== Stored records ==
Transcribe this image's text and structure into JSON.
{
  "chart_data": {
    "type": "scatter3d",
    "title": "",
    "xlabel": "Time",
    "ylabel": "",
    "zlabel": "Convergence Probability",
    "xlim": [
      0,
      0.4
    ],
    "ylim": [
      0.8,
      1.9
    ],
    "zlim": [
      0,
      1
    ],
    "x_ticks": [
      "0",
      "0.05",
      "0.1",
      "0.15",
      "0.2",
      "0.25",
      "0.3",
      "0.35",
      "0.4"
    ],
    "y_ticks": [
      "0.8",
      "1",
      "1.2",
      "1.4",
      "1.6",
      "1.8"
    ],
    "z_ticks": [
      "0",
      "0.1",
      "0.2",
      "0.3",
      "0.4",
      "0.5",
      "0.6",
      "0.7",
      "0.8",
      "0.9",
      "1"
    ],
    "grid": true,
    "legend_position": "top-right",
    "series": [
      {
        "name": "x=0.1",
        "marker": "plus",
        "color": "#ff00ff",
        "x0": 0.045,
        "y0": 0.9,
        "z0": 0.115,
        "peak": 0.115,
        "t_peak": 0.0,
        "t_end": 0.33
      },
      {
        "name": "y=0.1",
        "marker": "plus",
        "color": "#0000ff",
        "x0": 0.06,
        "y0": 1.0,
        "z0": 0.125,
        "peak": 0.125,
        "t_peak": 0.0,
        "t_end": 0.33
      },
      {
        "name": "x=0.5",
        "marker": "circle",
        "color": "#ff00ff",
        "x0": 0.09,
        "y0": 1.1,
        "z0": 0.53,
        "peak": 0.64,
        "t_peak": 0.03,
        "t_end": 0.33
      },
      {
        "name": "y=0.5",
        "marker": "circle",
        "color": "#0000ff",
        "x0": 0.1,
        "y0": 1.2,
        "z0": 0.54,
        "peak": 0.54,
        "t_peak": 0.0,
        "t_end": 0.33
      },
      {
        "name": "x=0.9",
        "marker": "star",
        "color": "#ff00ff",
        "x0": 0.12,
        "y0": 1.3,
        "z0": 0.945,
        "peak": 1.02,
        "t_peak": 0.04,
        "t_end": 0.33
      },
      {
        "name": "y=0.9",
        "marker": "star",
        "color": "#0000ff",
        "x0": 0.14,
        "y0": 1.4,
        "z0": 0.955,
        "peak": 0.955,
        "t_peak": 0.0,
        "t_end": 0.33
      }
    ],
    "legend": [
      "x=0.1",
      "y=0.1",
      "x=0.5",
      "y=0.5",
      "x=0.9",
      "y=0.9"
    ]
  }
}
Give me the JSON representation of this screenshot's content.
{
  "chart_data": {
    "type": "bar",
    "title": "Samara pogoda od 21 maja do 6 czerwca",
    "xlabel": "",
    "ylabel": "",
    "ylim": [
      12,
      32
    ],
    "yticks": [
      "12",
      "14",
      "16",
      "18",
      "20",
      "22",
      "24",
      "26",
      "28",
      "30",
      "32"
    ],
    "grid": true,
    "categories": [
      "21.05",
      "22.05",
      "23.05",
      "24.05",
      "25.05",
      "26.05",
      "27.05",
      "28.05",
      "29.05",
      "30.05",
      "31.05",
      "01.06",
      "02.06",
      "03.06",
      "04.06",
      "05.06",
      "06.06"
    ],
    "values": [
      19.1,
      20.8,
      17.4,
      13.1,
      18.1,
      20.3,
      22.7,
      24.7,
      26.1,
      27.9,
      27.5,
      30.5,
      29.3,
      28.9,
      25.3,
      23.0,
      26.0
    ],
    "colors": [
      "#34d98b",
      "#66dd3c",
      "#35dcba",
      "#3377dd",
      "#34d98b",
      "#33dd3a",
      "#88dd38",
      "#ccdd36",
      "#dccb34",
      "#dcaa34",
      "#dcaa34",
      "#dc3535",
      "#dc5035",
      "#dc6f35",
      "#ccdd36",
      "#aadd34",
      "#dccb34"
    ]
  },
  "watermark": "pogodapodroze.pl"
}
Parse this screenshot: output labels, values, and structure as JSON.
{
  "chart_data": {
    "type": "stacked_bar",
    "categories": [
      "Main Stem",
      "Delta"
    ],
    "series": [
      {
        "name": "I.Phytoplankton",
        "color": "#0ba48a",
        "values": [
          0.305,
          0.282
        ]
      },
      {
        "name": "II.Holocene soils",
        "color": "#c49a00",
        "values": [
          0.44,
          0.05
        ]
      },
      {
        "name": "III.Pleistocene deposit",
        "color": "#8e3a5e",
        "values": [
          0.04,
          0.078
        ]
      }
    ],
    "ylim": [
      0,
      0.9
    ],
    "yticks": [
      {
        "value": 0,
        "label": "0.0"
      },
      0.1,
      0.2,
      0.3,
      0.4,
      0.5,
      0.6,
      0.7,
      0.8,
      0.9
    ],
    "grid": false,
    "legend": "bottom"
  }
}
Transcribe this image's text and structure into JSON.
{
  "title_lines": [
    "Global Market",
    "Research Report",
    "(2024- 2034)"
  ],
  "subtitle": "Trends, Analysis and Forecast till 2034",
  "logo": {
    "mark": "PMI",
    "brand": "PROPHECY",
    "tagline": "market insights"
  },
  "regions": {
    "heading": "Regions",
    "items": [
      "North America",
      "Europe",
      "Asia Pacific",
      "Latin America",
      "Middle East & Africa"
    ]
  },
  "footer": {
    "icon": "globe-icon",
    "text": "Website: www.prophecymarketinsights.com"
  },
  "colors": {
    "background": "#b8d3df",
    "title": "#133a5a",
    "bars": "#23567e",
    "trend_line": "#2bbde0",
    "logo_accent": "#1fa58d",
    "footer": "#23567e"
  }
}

== Task goal ==
Every record should be given again exactly.

== Final answer ==
Transcribe this image's text and structure into JSON.
{
  "chart_data": {
    "type": "scatter3d",
    "title": "",
    "xlabel": "Time",
    "ylabel": "",
    "zlabel": "Convergence Probability",
    "xlim": [
      0,
      0.4
    ],
    "ylim": [
      0.8,
      1.9
    ],
    "zlim": [
      0,
      1
    ],
    "x_ticks": [
      "0",
      "0.05",
      "0.1",
      "0.15",
      "0.2",
      "0.25",
      "0.3",
      "0.35",
      "0.4"
    ],
    "y_ticks": [
      "0.8",
      "1",
      "1.2",
      "1.4",
      "1.6",
      "1.8"
    ],
    "z_ticks": [
      "0",
      "0.1",
      "0.2",
      "0.3",
      "0.4",
      "0.5",
      "0.6",
      "0.7",
      "0.8",
      "0.9",
      "1"
    ],
    "grid": true,
    "legend_position": "top-right",
    "series": [
      {
        "name": "x=0.1",
        "marker": "plus",
        "color": "#ff00ff",
        "x0": 0.045,
        "y0": 0.9,
        "z0": 0.115,
        "peak": 0.115,
        "t_peak": 0.0,
        "t_end": 0.33
      },
      {
        "name": "y=0.1",
        "marker": "plus",
        "color": "#0000ff",
        "x0": 0.06,
        "y0": 1.0,
        "z0": 0.125,
        "peak": 0.125,
        "t_peak": 0.0,
        "t_end": 0.33
      },
      {
        "name": "x=0.5",
        "marker": "circle",
        "color": "#ff00ff",
        "x0": 0.09,
        "y0": 1.1,
        "z0": 0.53,
        "peak": 0.64,
        "t_peak": 0.03,
        "t_end": 0.33
      },
      {
        "name": "y=0.5",
        "marker": "circle",
        "color": "#0000ff",
        "x0": 0.1,
        "y0": 1.2,
        "z0": 0.54,
        "peak": 0.54,
        "t_peak": 0.0,
        "t_end": 0.33
      },
      {
        "name": "x=0.9",
        "marker": "star",
        "color": "#ff00ff",
        "x0": 0.12,
        "y0": 1.3,
        "z0": 0.945,
        "peak": 1.02,
        "t_peak": 0.04,
        "t_end": 0.33
      },
      {
        "name": "y=0.9",
        "marker": "star",
        "color": "#0000ff",
        "x0": 0.14,
        "y0": 1.4,
        "z0": 0.955,
        "peak": 0.955,
        "t_peak": 0.0,
        "t_end": 0.33
      }
    ],
    "legend": [
      "x=0.1",
      "y=0.1",
      "x=0.5",
      "y=0.5",
      "x=0.9",
      "y=0.9"
    ]
  }
}
Give me the JSON representation of this screenshot's content.
{
  "chart_data": {
    "type": "bar",
    "title": "Samara pogoda od 21 maja do 6 czerwca",
    "xlabel": "",
    "ylabel": "",
    "ylim": [
      12,
      32
    ],
    "yticks": [
      "12",
      "14",
      "16",
      "18",
      "20",
      "22",
      "24",
      "26",
      "28",
      "30",
      "32"
    ],
    "grid": true,
    "categories": [
      "21.05",
      "22.05",
      "23.05",
      "24.05",
      "25.05",
      "26.05",
      "27.05",
      "28.05",
      "29.05",
      "30.05",
      "31.05",
      "01.06",
      "02.06",
      "03.06",
      "04.06",
      "05.06",
      "06.06"
    ],
    "values": [
      19.1,
      20.8,
      17.4,
      13.1,
      18.1,
      20.3,
      22.7,
      24.7,
      26.1,
      27.9,
      27.5,
      30.5,
      29.3,
      28.9,
      25.3,
      23.0,
      26.0
    ],
    "colors": [
      "#34d98b",
      "#66dd3c",
      "#35dcba",
      "#3377dd",
      "#34d98b",
      "#33dd3a",
      "#88dd38",
      "#ccdd36",
      "#dccb34",
      "#dcaa34",
      "#dcaa34",
      "#dc3535",
      "#dc5035",
      "#dc6f35",
      "#ccdd36",
      "#aadd34",
      "#dccb34"
    ]
  },
  "watermark": "pogodapodroze.pl"
}
Parse this screenshot: output labels, values, and structure as JSON.
{
  "chart_data": {
    "type": "stacked_bar",
    "categories": [
      "Main Stem",
      "Delta"
    ],
    "series": [
      {
        "name": "I.Phytoplankton",
        "color": "#0ba48a",
        "values": [
          0.305,
          0.282
        ]
      },
      {
        "name": "II.Holocene soils",
        "color": "#c49a00",
        "values": [
          0.44,
          0.05
        ]
      },
      {
        "name": "III.Pleistocene deposit",
        "color": "#8e3a5e",
        "values": [
          0.04,
          0.078
        ]
      }
    ],
    "ylim": [
      0,
      0.9
    ],
    "yticks": [
      {
        "value": 0,
        "label": "0.0"
      },
      0.1,
      0.2,
      0.3,
      0.4,
      0.5,
      0.6,
      0.7,
      0.8,
      0.9
    ],
    "grid": false,
    "legend": "bottom"
  }
}
Transcribe this image's text and structure into JSON.
{
  "title_lines": [
    "Global Market",
    "Research Report",
    "(2024- 2034)"
  ],
  "subtitle": "Trends, Analysis and Forecast till 2034",
  "logo": {
    "mark": "PMI",
    "brand": "PROPHECY",
    "tagline": "market insights"
  },
  "regions": {
    "heading": "Regions",
    "items": [
      "North America",
      "Europe",
      "Asia Pacific",
      "Latin America",
      "Middle East & Africa"
    ]
  },
  "footer": {
    "icon": "globe-icon",
    "text": "Website: www.prophecymarketinsights.com"
  },
  "colors": {
    "background": "#b8d3df",
    "title": "#133a5a",
    "bars": "#23567e",
    "trend_line": "#2bbde0",
    "logo_accent": "#1fa58d",
    "footer": "#23567e"
  }
}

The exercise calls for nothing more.